SHORT TASK
From the entries below, pull out each line where "Steam" appears.

TASK INPUTS
☆ ☆ ☆

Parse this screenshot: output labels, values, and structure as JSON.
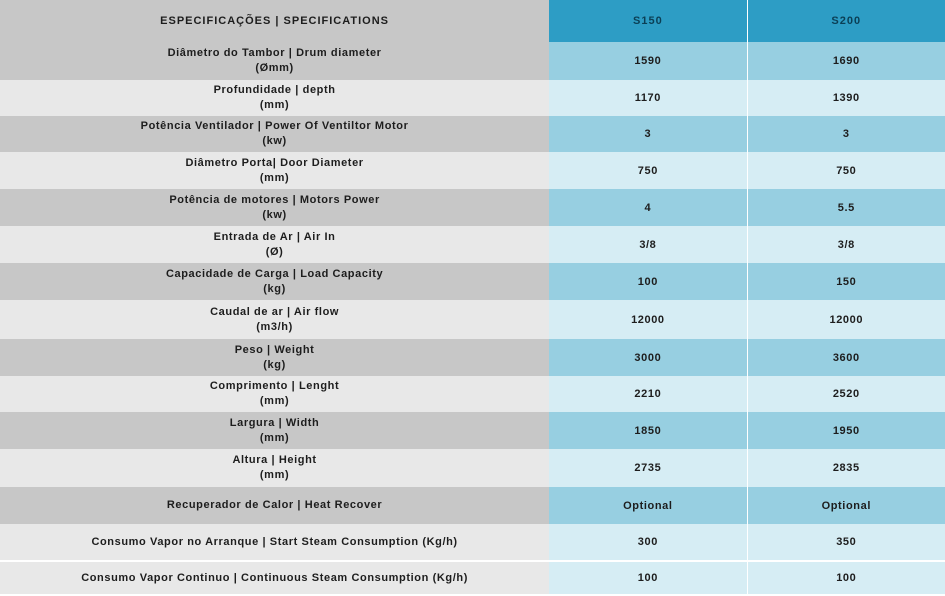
{
  "header": {
    "label": "ESPECIFICAÇÕES | SPECIFICATIONS",
    "col1": "S150",
    "col2": "S200"
  },
  "rows": [
    {
      "label1": "Diâmetro do Tambor | Drum diameter",
      "label2": "(Ømm)",
      "v1": "1590",
      "v2": "1690"
    },
    {
      "label1": "Profundidade | depth",
      "label2": "(mm)",
      "v1": "1170",
      "v2": "1390"
    },
    {
      "label1": "Potência Ventilador | Power Of Ventiltor Motor",
      "label2": "(kw)",
      "v1": "3",
      "v2": "3"
    },
    {
      "label1": "Diâmetro Porta| Door Diameter",
      "label2": "(mm)",
      "v1": "750",
      "v2": "750"
    },
    {
      "label1": "Potência de motores | Motors Power",
      "label2": "(kw)",
      "v1": "4",
      "v2": "5.5"
    },
    {
      "label1": "Entrada de Ar | Air In",
      "label2": "(Ø)",
      "v1": "3/8",
      "v2": "3/8"
    },
    {
      "label1": "Capacidade de Carga | Load Capacity",
      "label2": "(kg)",
      "v1": "100",
      "v2": "150"
    },
    {
      "label1": "Caudal de ar | Air flow",
      "label2": "(m3/h)",
      "v1": "12000",
      "v2": "12000"
    },
    {
      "label1": "Peso | Weight",
      "label2": "(kg)",
      "v1": "3000",
      "v2": "3600"
    },
    {
      "label1": "Comprimento | Lenght",
      "label2": "(mm)",
      "v1": "2210",
      "v2": "2520"
    },
    {
      "label1": "Largura | Width",
      "label2": "(mm)",
      "v1": "1850",
      "v2": "1950"
    },
    {
      "label1": "Altura | Height",
      "label2": "(mm)",
      "v1": "2735",
      "v2": "2835"
    },
    {
      "label1": "Recuperador de Calor | Heat Recover",
      "label2": "",
      "v1": "Optional",
      "v2": "Optional"
    },
    {
      "label1": "Consumo Vapor no Arranque | Start Steam Consumption (Kg/h)",
      "label2": "",
      "v1": "300",
      "v2": "350"
    },
    {
      "label1": "Consumo Vapor Continuo | Continuous Steam Consumption (Kg/h)",
      "label2": "",
      "v1": "100",
      "v2": "100"
    }
  ]
}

☆ ☆ ☆

WORKED ANSWER
      "label1": "Consumo Vapor no Arranque | Start Steam Consumption (Kg/h)",
      "label1": "Consumo Vapor Continuo | Continuous Steam Consumption (Kg/h)",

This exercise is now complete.